WHAT YOU HAVE TO DO: Show all lines that include the string "gran"; copy each one.

DATA PROVIDED:
━━━━━━━━━━━━━━━━━━━━━━━━━━━━━━

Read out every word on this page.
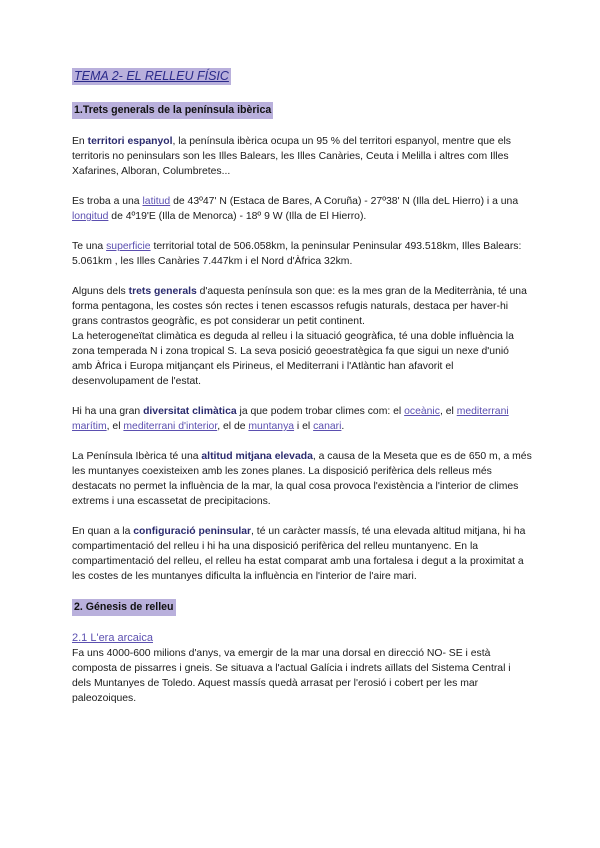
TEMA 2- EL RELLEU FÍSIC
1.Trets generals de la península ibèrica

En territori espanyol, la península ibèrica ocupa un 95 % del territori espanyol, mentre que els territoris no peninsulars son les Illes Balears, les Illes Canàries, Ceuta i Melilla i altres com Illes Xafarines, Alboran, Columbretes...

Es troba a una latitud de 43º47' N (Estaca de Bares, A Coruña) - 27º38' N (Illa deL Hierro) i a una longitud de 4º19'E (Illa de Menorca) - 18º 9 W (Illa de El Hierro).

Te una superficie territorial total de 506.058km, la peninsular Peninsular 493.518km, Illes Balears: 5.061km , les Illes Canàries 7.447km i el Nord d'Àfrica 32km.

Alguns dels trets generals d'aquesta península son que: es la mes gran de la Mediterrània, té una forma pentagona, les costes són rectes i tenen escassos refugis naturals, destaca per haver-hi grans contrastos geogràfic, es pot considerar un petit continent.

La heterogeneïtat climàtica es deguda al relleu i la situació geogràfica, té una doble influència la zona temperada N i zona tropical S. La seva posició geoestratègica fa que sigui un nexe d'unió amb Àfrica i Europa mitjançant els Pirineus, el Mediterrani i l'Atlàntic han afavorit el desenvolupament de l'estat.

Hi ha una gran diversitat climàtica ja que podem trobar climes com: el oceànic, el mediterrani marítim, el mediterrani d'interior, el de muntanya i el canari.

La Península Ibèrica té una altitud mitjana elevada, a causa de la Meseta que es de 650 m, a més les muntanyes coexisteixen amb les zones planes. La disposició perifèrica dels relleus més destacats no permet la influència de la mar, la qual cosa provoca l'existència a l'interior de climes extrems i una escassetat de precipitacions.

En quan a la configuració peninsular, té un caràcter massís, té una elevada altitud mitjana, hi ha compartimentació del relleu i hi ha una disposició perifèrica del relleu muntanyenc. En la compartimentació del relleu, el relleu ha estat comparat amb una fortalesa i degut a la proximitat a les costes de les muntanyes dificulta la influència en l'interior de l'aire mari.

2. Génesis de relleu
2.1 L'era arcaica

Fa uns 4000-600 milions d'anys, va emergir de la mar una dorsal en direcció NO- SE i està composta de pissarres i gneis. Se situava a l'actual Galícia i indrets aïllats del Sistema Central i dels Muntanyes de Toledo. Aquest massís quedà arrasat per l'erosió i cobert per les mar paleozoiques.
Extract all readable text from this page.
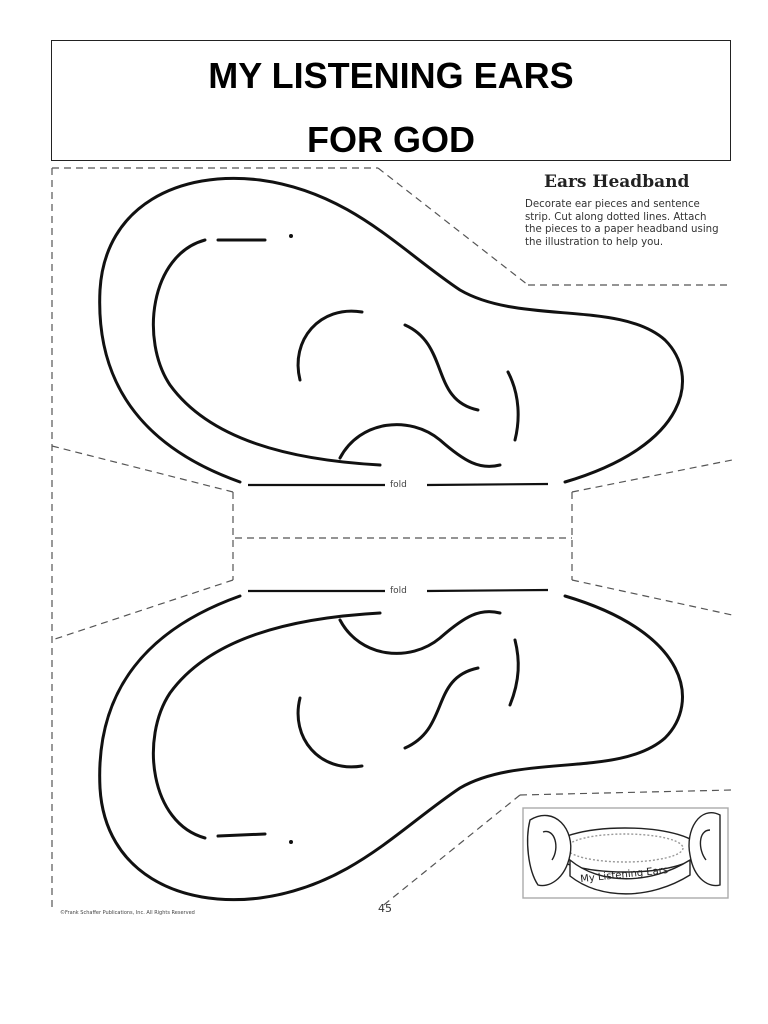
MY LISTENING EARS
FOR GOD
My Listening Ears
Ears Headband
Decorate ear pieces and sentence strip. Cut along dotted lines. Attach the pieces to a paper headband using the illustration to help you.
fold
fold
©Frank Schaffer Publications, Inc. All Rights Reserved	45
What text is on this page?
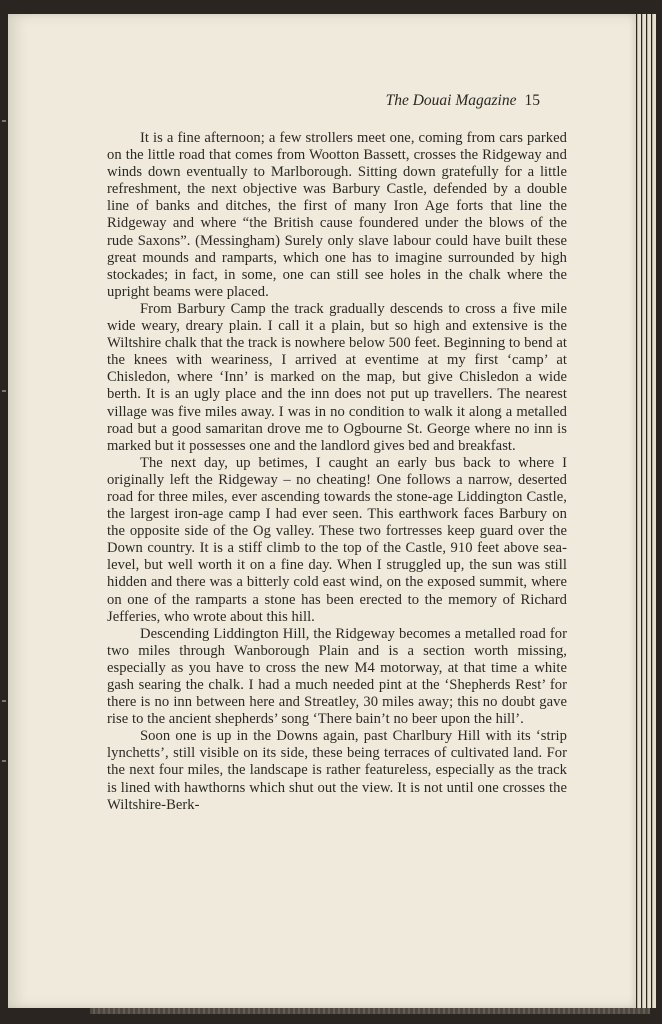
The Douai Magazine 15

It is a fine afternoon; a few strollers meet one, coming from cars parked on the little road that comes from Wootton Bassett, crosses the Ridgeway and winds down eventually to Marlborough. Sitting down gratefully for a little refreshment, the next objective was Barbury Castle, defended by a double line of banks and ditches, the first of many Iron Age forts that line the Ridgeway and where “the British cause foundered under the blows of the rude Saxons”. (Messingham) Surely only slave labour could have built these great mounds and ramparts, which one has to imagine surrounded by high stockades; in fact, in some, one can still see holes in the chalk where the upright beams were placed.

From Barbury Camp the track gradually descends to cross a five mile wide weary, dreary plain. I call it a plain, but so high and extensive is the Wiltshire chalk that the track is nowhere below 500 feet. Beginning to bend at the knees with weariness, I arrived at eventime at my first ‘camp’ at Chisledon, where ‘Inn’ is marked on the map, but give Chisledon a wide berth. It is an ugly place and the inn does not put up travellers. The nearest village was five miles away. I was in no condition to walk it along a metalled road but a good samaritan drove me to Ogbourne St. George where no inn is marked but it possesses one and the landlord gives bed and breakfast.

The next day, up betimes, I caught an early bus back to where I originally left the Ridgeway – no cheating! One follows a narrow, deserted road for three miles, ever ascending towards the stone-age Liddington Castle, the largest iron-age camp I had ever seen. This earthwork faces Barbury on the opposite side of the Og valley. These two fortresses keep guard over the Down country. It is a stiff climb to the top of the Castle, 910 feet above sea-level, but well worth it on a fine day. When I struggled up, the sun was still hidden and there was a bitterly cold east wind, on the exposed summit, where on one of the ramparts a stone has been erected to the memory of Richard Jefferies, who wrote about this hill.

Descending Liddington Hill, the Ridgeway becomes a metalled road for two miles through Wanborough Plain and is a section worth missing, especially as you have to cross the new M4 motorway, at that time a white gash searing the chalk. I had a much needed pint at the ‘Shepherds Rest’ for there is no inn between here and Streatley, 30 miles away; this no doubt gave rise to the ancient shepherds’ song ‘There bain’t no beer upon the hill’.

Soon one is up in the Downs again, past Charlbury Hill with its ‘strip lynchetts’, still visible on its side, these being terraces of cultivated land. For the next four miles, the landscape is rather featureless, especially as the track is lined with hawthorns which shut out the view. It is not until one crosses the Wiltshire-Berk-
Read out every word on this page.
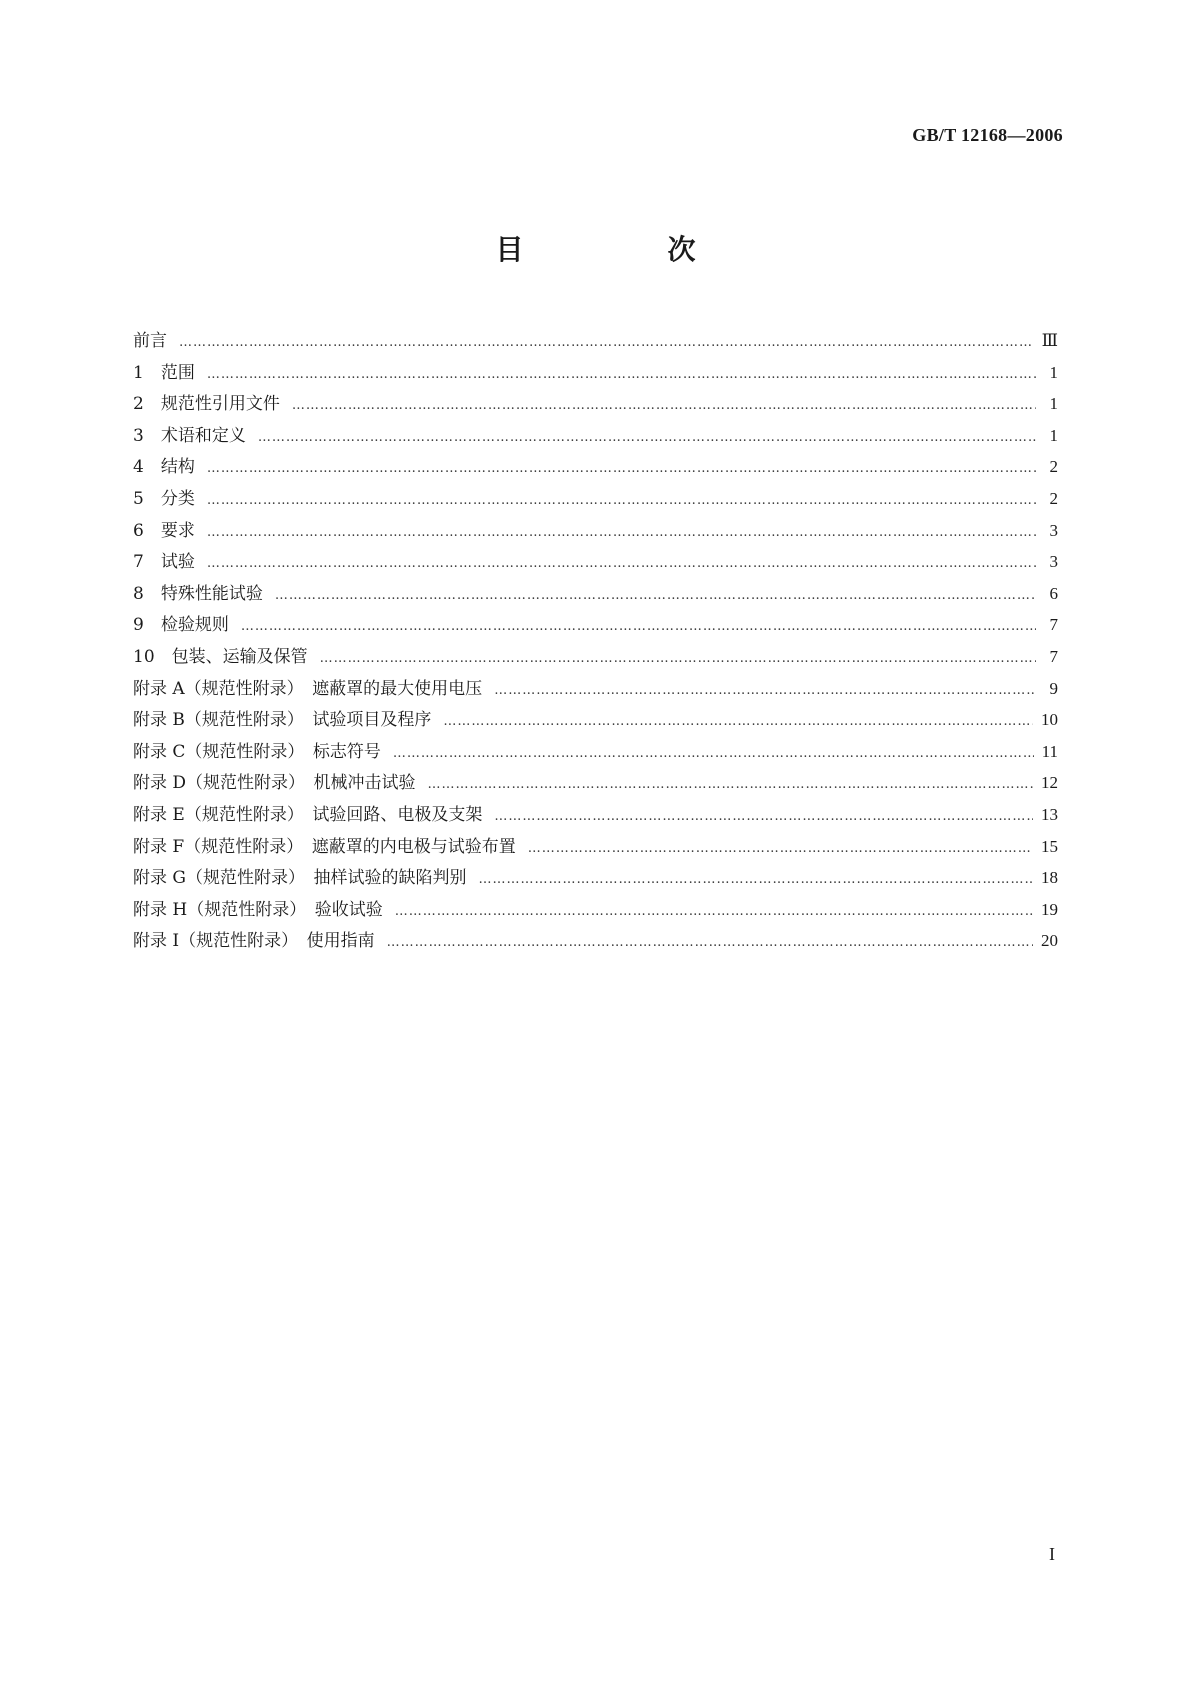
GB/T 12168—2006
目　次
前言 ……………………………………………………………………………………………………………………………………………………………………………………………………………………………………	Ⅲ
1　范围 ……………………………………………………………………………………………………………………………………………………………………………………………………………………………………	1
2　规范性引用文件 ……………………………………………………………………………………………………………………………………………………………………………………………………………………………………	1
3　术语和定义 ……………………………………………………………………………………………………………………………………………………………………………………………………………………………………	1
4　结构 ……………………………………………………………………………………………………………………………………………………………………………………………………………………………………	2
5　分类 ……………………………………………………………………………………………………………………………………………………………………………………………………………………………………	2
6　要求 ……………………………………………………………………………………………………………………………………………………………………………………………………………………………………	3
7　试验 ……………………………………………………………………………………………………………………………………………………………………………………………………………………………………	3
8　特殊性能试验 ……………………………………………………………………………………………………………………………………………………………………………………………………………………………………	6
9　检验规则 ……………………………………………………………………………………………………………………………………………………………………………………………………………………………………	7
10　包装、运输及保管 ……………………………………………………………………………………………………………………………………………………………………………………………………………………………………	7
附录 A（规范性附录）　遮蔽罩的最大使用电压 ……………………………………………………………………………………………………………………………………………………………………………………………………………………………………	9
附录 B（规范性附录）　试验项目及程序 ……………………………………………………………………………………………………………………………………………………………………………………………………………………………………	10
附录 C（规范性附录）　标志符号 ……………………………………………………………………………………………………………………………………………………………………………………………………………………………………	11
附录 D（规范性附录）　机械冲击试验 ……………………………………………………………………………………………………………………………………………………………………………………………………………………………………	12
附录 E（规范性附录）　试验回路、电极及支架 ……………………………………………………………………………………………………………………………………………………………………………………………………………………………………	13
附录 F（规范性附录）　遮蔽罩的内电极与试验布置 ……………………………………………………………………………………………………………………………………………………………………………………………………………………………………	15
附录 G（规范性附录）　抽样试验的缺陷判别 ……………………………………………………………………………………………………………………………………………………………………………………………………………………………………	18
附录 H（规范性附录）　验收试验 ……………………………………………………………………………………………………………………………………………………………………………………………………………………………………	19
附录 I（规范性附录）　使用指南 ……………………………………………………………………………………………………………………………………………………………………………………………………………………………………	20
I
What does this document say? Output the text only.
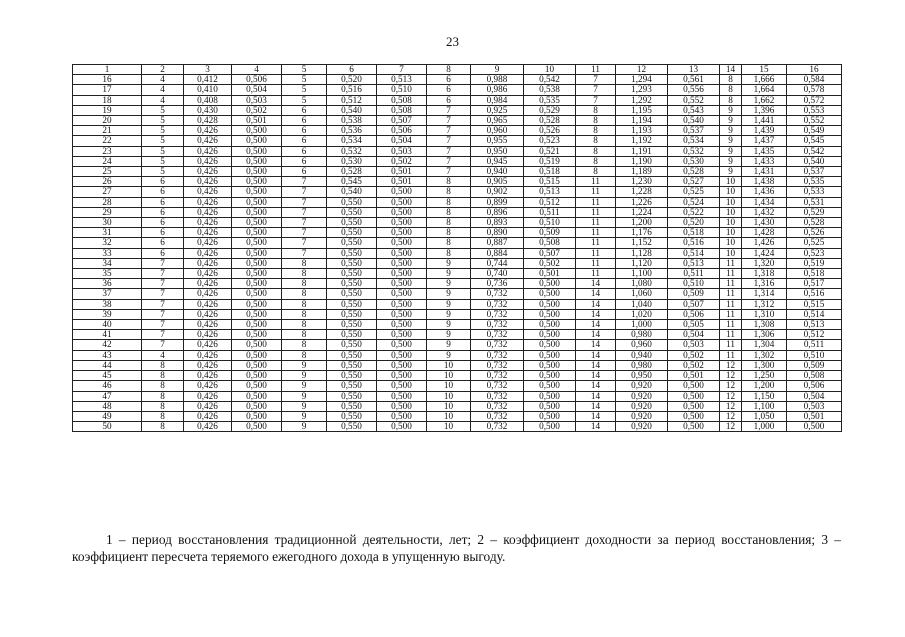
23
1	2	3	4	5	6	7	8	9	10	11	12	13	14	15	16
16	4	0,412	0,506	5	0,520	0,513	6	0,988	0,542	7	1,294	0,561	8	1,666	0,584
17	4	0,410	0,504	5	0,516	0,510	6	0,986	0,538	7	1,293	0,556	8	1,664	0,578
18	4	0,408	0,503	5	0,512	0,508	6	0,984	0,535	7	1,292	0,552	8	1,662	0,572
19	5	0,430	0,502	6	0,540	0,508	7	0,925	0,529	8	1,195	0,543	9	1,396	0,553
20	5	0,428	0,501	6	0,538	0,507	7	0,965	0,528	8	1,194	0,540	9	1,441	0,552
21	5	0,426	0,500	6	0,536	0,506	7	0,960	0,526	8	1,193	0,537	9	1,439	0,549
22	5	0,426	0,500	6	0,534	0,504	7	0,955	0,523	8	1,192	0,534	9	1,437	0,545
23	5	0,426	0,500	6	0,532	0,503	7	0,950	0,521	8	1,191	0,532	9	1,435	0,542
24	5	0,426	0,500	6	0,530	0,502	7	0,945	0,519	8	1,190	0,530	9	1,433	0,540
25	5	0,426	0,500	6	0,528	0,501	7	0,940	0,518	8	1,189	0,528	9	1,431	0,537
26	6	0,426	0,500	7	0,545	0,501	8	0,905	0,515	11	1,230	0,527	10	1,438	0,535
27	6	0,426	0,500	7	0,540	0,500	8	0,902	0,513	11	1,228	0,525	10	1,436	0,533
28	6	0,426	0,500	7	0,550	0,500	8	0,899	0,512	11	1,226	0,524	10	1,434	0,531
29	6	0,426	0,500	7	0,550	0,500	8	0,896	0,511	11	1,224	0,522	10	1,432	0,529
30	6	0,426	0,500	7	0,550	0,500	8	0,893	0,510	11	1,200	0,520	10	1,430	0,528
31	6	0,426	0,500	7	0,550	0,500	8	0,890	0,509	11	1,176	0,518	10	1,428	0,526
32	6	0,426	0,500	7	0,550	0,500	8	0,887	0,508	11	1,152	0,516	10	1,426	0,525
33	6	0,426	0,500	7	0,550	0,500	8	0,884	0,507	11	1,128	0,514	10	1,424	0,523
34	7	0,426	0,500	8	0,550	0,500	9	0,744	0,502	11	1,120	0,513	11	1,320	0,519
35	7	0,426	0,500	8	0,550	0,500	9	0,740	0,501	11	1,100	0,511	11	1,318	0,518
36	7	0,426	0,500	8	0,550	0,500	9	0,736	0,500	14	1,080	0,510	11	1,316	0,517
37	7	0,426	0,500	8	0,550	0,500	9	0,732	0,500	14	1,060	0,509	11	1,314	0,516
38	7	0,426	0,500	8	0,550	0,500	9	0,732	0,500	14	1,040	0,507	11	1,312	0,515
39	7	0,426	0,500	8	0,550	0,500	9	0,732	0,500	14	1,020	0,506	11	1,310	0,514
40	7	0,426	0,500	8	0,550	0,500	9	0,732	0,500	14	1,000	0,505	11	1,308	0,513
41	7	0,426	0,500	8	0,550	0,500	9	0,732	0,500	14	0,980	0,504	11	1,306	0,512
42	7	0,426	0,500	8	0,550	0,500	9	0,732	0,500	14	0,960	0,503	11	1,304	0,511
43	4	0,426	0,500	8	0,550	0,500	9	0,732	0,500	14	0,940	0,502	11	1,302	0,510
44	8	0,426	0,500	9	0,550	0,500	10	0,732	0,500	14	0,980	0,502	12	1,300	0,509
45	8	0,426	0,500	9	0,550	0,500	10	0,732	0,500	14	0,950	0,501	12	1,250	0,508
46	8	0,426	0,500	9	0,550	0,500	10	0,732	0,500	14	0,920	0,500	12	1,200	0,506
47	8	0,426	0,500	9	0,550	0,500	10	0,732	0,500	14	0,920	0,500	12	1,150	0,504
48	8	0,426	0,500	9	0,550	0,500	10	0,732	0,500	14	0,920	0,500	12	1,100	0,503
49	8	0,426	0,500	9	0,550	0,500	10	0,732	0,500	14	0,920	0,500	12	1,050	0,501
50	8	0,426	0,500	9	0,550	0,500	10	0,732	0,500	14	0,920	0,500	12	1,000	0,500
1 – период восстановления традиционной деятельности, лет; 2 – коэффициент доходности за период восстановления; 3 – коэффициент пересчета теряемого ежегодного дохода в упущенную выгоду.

━━━━━━━━━━━━━━━━━━━━━━━━━━━━━━

CORRECT OUTPUT:
Alguns dels trets generals d'aquesta península son que: es la mes gran de la Mediterrània, té una forma pentagona, les costes són rectes i tenen escassos refugis naturals, destaca per haver-hi grans contrastos geogràfic, es pot considerar un petit continent.
Hi ha una gran diversitat climàtica ja que podem trobar climes com: el oceànic, el mediterrani marítim, el mediterrani d'interior, el de muntanya i el canari.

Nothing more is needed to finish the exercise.